Make an exact copy of all the entries below, with the pictures left out.

** Start Material to process **

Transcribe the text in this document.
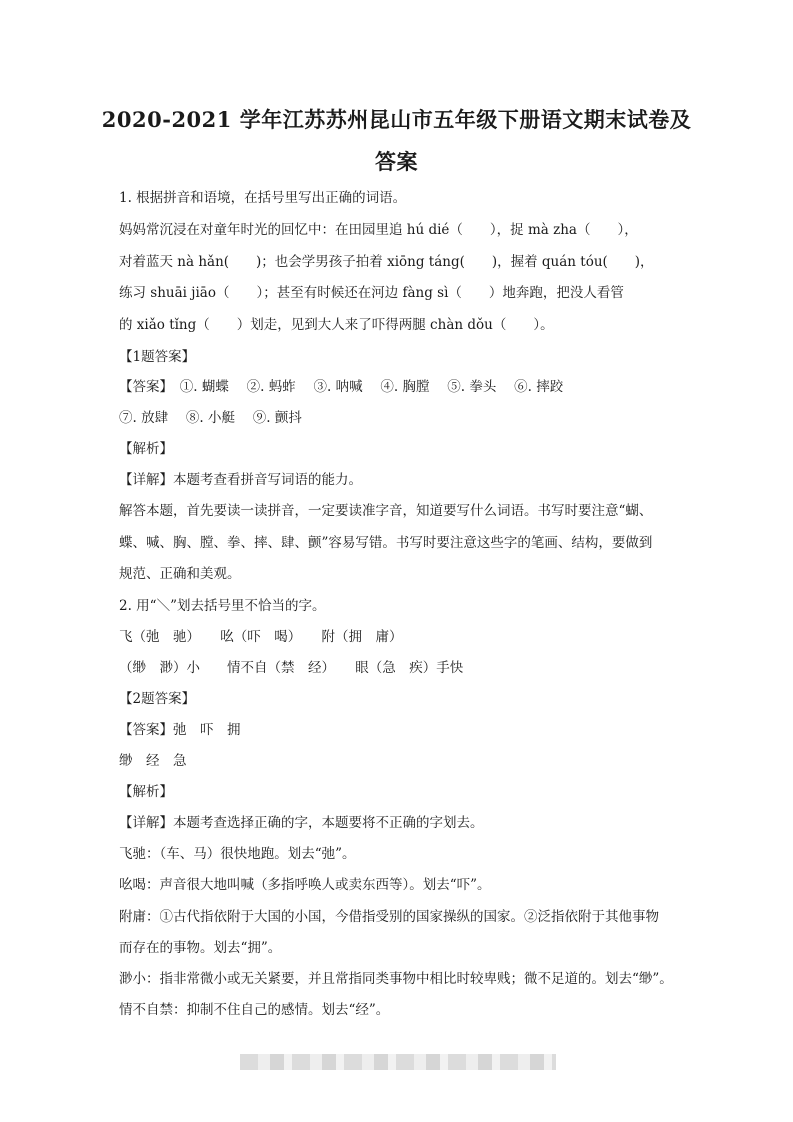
2020-2021 学年江苏苏州昆山市五年级下册语文期末试卷及
答案
1. 根据拼音和语境，在括号里写出正确的词语。
妈妈常沉浸在对童年时光的回忆中：在田园里追 hú dié（　　），捉 mà zha（　　），
对着蓝天 nà hǎn(　　)；也会学男孩子拍着 xiōng táng(　　)，握着 quán tóu(　　)，
练习 shuāi jiāo（　　）；甚至有时候还在河边 fàng sì（　　）地奔跑，把没人看管
的 xiǎo tǐng（　　）划走，见到大人来了吓得两腿 chàn dǒu（　　）。
【1题答案】
【答案】　①. 蝴蝶　 ②. 蚂蚱　 ③. 呐喊　 ④. 胸膛　 ⑤. 拳头　 ⑥. 摔跤
⑦. 放肆　 ⑧. 小艇　 ⑨. 颤抖
【解析】
【详解】本题考查看拼音写词语的能力。
解答本题，首先要读一读拼音，一定要读准字音，知道要写什么词语。书写时要注意“蝴、
蝶、喊、胸、膛、拳、摔、肆、颤”容易写错。书写时要注意这些字的笔画、结构，要做到
规范、正确和美观。
2. 用“＼”划去括号里不恰当的字。
飞（弛　驰）　　吆（吓　喝）　　附（拥　庸）
（缈　渺）小　　情不自（禁　经）　　眼（急　疾）手快
【2题答案】
【答案】弛　吓　拥
缈　经　急
【解析】
【详解】本题考查选择正确的字，本题要将不正确的字划去。
飞驰：（车、马）很快地跑。划去“弛”。
吆喝：声音很大地叫喊（多指呼唤人或卖东西等）。划去“吓”。
附庸：①古代指依附于大国的小国，今借指受别的国家操纵的国家。②泛指依附于其他事物
而存在的事物。划去“拥”。
渺小：指非常微小或无关紧要，并且常指同类事物中相比时较卑贱；微不足道的。划去“缈”。
情不自禁：抑制不住自己的感情。划去“经”。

** End Material to process **

- [Correct result]:
Transcribe the text in this document.
2020-2021 学年江苏苏州昆山市五年级下册语文期末试卷及
答案
1. 根据拼音和语境，在括号里写出正确的词语。
妈妈常沉浸在对童年时光的回忆中：在田园里追 hú dié（　　），捉 mà zha（　　），
对着蓝天 nà hǎn(　　)；也会学男孩子拍着 xiōng táng(　　)，握着 quán tóu(　　)，
练习 shuāi jiāo（　　）；甚至有时候还在河边 fàng sì（　　）地奔跑，把没人看管
的 xiǎo tǐng（　　）划走，见到大人来了吓得两腿 chàn dǒu（　　）。
【1题答案】
【答案】　①. 蝴蝶　 ②. 蚂蚱　 ③. 呐喊　 ④. 胸膛　 ⑤. 拳头　 ⑥. 摔跤
⑦. 放肆　 ⑧. 小艇　 ⑨. 颤抖
【解析】
【详解】本题考查看拼音写词语的能力。
解答本题，首先要读一读拼音，一定要读准字音，知道要写什么词语。书写时要注意“蝴、
蝶、喊、胸、膛、拳、摔、肆、颤”容易写错。书写时要注意这些字的笔画、结构，要做到
规范、正确和美观。
2. 用“＼”划去括号里不恰当的字。
飞（弛　驰）　　吆（吓　喝）　　附（拥　庸）
（缈　渺）小　　情不自（禁　经）　　眼（急　疾）手快
【2题答案】
【答案】弛　吓　拥
缈　经　急
【解析】
【详解】本题考查选择正确的字，本题要将不正确的字划去。
飞驰：（车、马）很快地跑。划去“弛”。
吆喝：声音很大地叫喊（多指呼唤人或卖东西等）。划去“吓”。
附庸：①古代指依附于大国的小国，今借指受别的国家操纵的国家。②泛指依附于其他事物
而存在的事物。划去“拥”。
渺小：指非常微小或无关紧要，并且常指同类事物中相比时较卑贱；微不足道的。划去“缈”。
情不自禁：抑制不住自己的感情。划去“经”。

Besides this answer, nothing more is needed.